# Data
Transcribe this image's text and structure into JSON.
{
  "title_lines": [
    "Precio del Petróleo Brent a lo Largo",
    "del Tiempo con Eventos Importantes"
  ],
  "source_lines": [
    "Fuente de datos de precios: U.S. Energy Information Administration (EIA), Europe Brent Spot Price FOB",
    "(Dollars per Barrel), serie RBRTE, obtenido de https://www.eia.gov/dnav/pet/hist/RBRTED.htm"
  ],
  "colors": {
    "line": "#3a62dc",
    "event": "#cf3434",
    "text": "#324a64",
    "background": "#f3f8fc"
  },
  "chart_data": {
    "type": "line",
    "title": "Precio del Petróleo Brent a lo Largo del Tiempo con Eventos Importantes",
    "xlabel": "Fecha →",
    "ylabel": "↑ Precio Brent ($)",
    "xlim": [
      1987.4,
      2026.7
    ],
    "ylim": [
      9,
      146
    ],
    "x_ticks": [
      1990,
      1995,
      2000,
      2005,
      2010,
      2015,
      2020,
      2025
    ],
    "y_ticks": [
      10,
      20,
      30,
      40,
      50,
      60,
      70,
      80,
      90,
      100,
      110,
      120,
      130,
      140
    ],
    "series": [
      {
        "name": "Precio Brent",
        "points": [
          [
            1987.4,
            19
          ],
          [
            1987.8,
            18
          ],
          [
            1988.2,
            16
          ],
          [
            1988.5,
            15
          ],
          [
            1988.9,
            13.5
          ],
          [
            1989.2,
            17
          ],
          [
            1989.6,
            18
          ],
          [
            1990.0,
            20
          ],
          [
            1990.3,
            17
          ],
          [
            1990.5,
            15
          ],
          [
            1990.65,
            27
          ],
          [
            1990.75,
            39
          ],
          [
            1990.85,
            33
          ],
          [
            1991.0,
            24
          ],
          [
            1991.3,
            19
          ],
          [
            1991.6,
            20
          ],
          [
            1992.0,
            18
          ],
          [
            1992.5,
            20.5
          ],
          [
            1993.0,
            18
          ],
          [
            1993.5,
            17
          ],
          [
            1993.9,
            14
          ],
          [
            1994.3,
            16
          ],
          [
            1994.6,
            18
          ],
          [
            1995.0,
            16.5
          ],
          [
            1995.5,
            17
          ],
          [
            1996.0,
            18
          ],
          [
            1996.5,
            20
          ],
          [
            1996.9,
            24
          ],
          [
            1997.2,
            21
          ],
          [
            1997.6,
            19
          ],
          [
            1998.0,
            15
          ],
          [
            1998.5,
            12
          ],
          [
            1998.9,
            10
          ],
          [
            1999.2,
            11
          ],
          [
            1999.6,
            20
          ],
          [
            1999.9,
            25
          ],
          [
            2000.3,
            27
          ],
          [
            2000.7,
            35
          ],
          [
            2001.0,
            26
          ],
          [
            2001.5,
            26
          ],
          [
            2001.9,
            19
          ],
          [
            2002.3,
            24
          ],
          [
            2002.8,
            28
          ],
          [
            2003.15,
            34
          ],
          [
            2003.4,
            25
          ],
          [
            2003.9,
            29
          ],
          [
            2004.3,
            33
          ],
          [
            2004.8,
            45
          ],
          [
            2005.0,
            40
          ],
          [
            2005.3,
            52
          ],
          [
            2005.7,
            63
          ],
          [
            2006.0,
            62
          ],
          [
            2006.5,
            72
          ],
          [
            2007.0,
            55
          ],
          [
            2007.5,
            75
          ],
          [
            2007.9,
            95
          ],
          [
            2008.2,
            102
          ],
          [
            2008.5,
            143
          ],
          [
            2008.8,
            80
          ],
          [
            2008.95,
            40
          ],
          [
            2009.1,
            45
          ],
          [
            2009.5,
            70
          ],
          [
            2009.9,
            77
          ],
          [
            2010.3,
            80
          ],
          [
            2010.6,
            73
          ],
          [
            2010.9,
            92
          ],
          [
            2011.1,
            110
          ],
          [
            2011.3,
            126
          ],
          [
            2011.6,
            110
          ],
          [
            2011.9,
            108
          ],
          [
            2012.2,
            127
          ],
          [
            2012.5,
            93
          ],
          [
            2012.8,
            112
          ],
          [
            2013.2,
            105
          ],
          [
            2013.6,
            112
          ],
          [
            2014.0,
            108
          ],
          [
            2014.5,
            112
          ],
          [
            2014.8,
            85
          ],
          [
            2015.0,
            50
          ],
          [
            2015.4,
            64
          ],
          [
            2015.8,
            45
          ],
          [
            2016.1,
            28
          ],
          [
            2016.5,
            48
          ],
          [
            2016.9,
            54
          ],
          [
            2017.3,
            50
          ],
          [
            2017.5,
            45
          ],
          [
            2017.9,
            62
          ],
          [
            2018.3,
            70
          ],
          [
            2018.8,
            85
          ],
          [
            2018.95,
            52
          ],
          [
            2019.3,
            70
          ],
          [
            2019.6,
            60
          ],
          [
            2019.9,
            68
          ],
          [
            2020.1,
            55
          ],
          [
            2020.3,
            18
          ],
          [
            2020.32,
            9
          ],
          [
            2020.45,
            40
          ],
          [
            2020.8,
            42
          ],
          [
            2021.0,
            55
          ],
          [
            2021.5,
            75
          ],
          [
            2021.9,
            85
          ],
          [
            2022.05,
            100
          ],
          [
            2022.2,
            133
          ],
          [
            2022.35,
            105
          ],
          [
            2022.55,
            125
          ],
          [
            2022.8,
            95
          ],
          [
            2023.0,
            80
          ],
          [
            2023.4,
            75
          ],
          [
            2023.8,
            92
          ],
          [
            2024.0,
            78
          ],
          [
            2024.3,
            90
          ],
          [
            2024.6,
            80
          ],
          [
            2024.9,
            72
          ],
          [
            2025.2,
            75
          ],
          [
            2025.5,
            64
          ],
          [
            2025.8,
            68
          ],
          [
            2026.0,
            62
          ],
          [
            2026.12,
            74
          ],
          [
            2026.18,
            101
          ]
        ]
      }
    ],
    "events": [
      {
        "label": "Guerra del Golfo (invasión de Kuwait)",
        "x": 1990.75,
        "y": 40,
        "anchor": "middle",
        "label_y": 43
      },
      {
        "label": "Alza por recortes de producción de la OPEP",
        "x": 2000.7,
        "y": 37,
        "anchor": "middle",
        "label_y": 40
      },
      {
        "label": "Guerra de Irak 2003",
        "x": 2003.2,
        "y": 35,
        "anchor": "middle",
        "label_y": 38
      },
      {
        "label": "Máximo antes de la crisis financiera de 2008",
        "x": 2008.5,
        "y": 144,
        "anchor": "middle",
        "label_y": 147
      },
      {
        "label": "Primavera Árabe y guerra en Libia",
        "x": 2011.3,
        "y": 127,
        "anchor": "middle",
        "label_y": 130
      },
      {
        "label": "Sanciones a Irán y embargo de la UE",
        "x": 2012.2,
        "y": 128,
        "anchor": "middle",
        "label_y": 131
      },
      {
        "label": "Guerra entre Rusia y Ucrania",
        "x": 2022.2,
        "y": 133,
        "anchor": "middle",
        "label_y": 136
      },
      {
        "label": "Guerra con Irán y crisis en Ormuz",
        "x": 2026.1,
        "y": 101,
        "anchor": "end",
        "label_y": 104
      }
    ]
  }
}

# To be done
Whenever "text" turns up in a line, pick that line out.

# Result
Transcribe this image's text and structure into JSON.
    "text": "#324a64",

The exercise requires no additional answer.